Stored dataset items:
◆ ◆ ◆ ◆

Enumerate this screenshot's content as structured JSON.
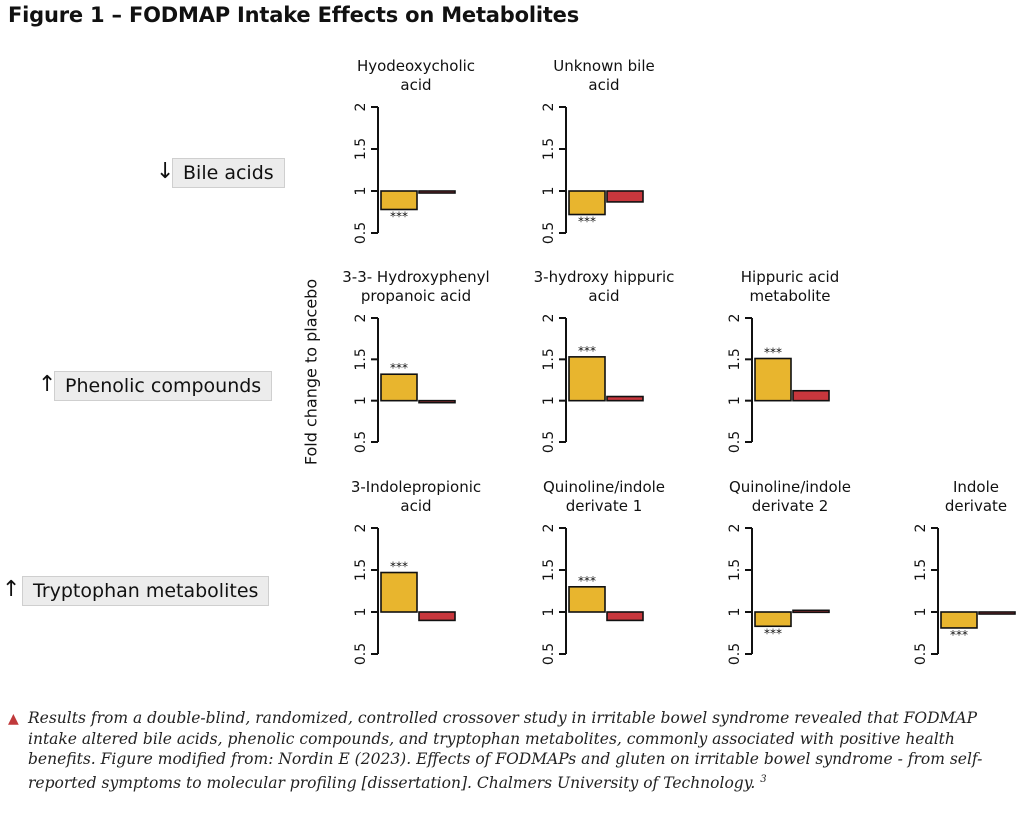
{
  "figure_title": "Figure 1 – FODMAP Intake Effects on Metabolites",
  "y_axis_label": "Fold change to placebo",
  "groups": [
    {
      "label": "Bile acids",
      "arrow": "↓"
    },
    {
      "label": "Phenolic compounds",
      "arrow": "↑"
    },
    {
      "label": "Tryptophan metabolites",
      "arrow": "↑↓"
    }
  ],
  "caption": {
    "text": "Results from a double-blind, randomized, controlled crossover study in irritable bowel syndrome revealed that FODMAP intake altered bile acids, phenolic compounds, and tryptophan metabolites, commonly associated with positive health benefits. Figure modified from: Nordin E (2023). Effects of FODMAPs and gluten on irritable bowel syndrome - from self-reported symptoms to molecular profiling [dissertation]. Chalmers University of Technology.",
    "ref": "3"
  },
  "colors": {
    "bar_primary": "#E8B52E",
    "bar_secondary": "#C8373D",
    "caption_marker": "#C0393B"
  },
  "chart_data": [
    {
      "type": "bar",
      "group": "Bile acids",
      "title": [
        "Hyodeoxycholic",
        "acid"
      ],
      "values": [
        0.78,
        1.0
      ],
      "significance": [
        "***",
        ""
      ],
      "ylim": [
        0.5,
        2
      ],
      "yticks": [
        "0.5",
        "1",
        "1.5",
        "2"
      ]
    },
    {
      "type": "bar",
      "group": "Bile acids",
      "title": [
        "Unknown bile",
        "acid"
      ],
      "values": [
        0.72,
        0.87
      ],
      "significance": [
        "***",
        ""
      ],
      "ylim": [
        0.5,
        2
      ],
      "yticks": [
        "0.5",
        "1",
        "1.5",
        "2"
      ]
    },
    {
      "type": "bar",
      "group": "Phenolic compounds",
      "title": [
        "3-3- Hydroxyphenyl",
        "propanoic acid"
      ],
      "values": [
        1.32,
        1.0
      ],
      "significance": [
        "***",
        ""
      ],
      "ylim": [
        0.5,
        2
      ],
      "yticks": [
        "0.5",
        "1",
        "1.5",
        "2"
      ]
    },
    {
      "type": "bar",
      "group": "Phenolic compounds",
      "title": [
        "3-hydroxy hippuric",
        "acid"
      ],
      "values": [
        1.53,
        1.05
      ],
      "significance": [
        "***",
        ""
      ],
      "ylim": [
        0.5,
        2
      ],
      "yticks": [
        "0.5",
        "1",
        "1.5",
        "2"
      ]
    },
    {
      "type": "bar",
      "group": "Phenolic compounds",
      "title": [
        "Hippuric acid",
        "metabolite"
      ],
      "values": [
        1.51,
        1.12
      ],
      "significance": [
        "***",
        ""
      ],
      "ylim": [
        0.5,
        2
      ],
      "yticks": [
        "0.5",
        "1",
        "1.5",
        "2"
      ]
    },
    {
      "type": "bar",
      "group": "Tryptophan metabolites",
      "title": [
        "3-Indolepropionic",
        "acid"
      ],
      "values": [
        1.47,
        0.9
      ],
      "significance": [
        "***",
        ""
      ],
      "ylim": [
        0.5,
        2
      ],
      "yticks": [
        "0.5",
        "1",
        "1.5",
        "2"
      ]
    },
    {
      "type": "bar",
      "group": "Tryptophan metabolites",
      "title": [
        "Quinoline/indole",
        "derivate 1"
      ],
      "values": [
        1.3,
        0.9
      ],
      "significance": [
        "***",
        ""
      ],
      "ylim": [
        0.5,
        2
      ],
      "yticks": [
        "0.5",
        "1",
        "1.5",
        "2"
      ]
    },
    {
      "type": "bar",
      "group": "Tryptophan metabolites",
      "title": [
        "Quinoline/indole",
        "derivate 2"
      ],
      "values": [
        0.83,
        1.02
      ],
      "significance": [
        "***",
        ""
      ],
      "ylim": [
        0.5,
        2
      ],
      "yticks": [
        "0.5",
        "1",
        "1.5",
        "2"
      ]
    },
    {
      "type": "bar",
      "group": "Tryptophan metabolites",
      "title": [
        "Indole",
        "derivate"
      ],
      "values": [
        0.81,
        1.0
      ],
      "significance": [
        "***",
        ""
      ],
      "ylim": [
        0.5,
        2
      ],
      "yticks": [
        "0.5",
        "1",
        "1.5",
        "2"
      ]
    }
  ]
}
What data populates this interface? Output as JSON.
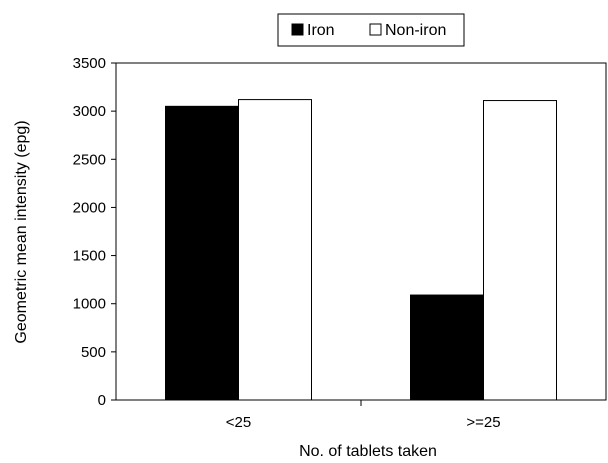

◆ ◆ ◆ ◆

What is required: Leave out the pictures and print each record exactly as it stands.

Solution:
Enumerate this screenshot's content as structured JSON.
{
  "figure_title": "Figure 1 – FODMAP Intake Effects on Metabolites",
  "y_axis_label": "Fold change to placebo",
  "groups": [
    {
      "label": "Bile acids",
      "arrow": "↓"
    },
    {
      "label": "Phenolic compounds",
      "arrow": "↑"
    },
    {
      "label": "Tryptophan metabolites",
      "arrow": "↑↓"
    }
  ],
  "caption": {
    "text": "Results from a double-blind, randomized, controlled crossover study in irritable bowel syndrome revealed that FODMAP intake altered bile acids, phenolic compounds, and tryptophan metabolites, commonly associated with positive health benefits. Figure modified from: Nordin E (2023). Effects of FODMAPs and gluten on irritable bowel syndrome - from self-reported symptoms to molecular profiling [dissertation]. Chalmers University of Technology.",
    "ref": "3"
  },
  "colors": {
    "bar_primary": "#E8B52E",
    "bar_secondary": "#C8373D",
    "caption_marker": "#C0393B"
  },
  "chart_data": [
    {
      "type": "bar",
      "group": "Bile acids",
      "title": [
        "Hyodeoxycholic",
        "acid"
      ],
      "values": [
        0.78,
        1.0
      ],
      "significance": [
        "***",
        ""
      ],
      "ylim": [
        0.5,
        2
      ],
      "yticks": [
        "0.5",
        "1",
        "1.5",
        "2"
      ]
    },
    {
      "type": "bar",
      "group": "Bile acids",
      "title": [
        "Unknown bile",
        "acid"
      ],
      "values": [
        0.72,
        0.87
      ],
      "significance": [
        "***",
        ""
      ],
      "ylim": [
        0.5,
        2
      ],
      "yticks": [
        "0.5",
        "1",
        "1.5",
        "2"
      ]
    },
    {
      "type": "bar",
      "group": "Phenolic compounds",
      "title": [
        "3-3- Hydroxyphenyl",
        "propanoic acid"
      ],
      "values": [
        1.32,
        1.0
      ],
      "significance": [
        "***",
        ""
      ],
      "ylim": [
        0.5,
        2
      ],
      "yticks": [
        "0.5",
        "1",
        "1.5",
        "2"
      ]
    },
    {
      "type": "bar",
      "group": "Phenolic compounds",
      "title": [
        "3-hydroxy hippuric",
        "acid"
      ],
      "values": [
        1.53,
        1.05
      ],
      "significance": [
        "***",
        ""
      ],
      "ylim": [
        0.5,
        2
      ],
      "yticks": [
        "0.5",
        "1",
        "1.5",
        "2"
      ]
    },
    {
      "type": "bar",
      "group": "Phenolic compounds",
      "title": [
        "Hippuric acid",
        "metabolite"
      ],
      "values": [
        1.51,
        1.12
      ],
      "significance": [
        "***",
        ""
      ],
      "ylim": [
        0.5,
        2
      ],
      "yticks": [
        "0.5",
        "1",
        "1.5",
        "2"
      ]
    },
    {
      "type": "bar",
      "group": "Tryptophan metabolites",
      "title": [
        "3-Indolepropionic",
        "acid"
      ],
      "values": [
        1.47,
        0.9
      ],
      "significance": [
        "***",
        ""
      ],
      "ylim": [
        0.5,
        2
      ],
      "yticks": [
        "0.5",
        "1",
        "1.5",
        "2"
      ]
    },
    {
      "type": "bar",
      "group": "Tryptophan metabolites",
      "title": [
        "Quinoline/indole",
        "derivate 1"
      ],
      "values": [
        1.3,
        0.9
      ],
      "significance": [
        "***",
        ""
      ],
      "ylim": [
        0.5,
        2
      ],
      "yticks": [
        "0.5",
        "1",
        "1.5",
        "2"
      ]
    },
    {
      "type": "bar",
      "group": "Tryptophan metabolites",
      "title": [
        "Quinoline/indole",
        "derivate 2"
      ],
      "values": [
        0.83,
        1.02
      ],
      "significance": [
        "***",
        ""
      ],
      "ylim": [
        0.5,
        2
      ],
      "yticks": [
        "0.5",
        "1",
        "1.5",
        "2"
      ]
    },
    {
      "type": "bar",
      "group": "Tryptophan metabolites",
      "title": [
        "Indole",
        "derivate"
      ],
      "values": [
        0.81,
        1.0
      ],
      "significance": [
        "***",
        ""
      ],
      "ylim": [
        0.5,
        2
      ],
      "yticks": [
        "0.5",
        "1",
        "1.5",
        "2"
      ]
    }
  ]
}
What data populates this interface? Output as JSON.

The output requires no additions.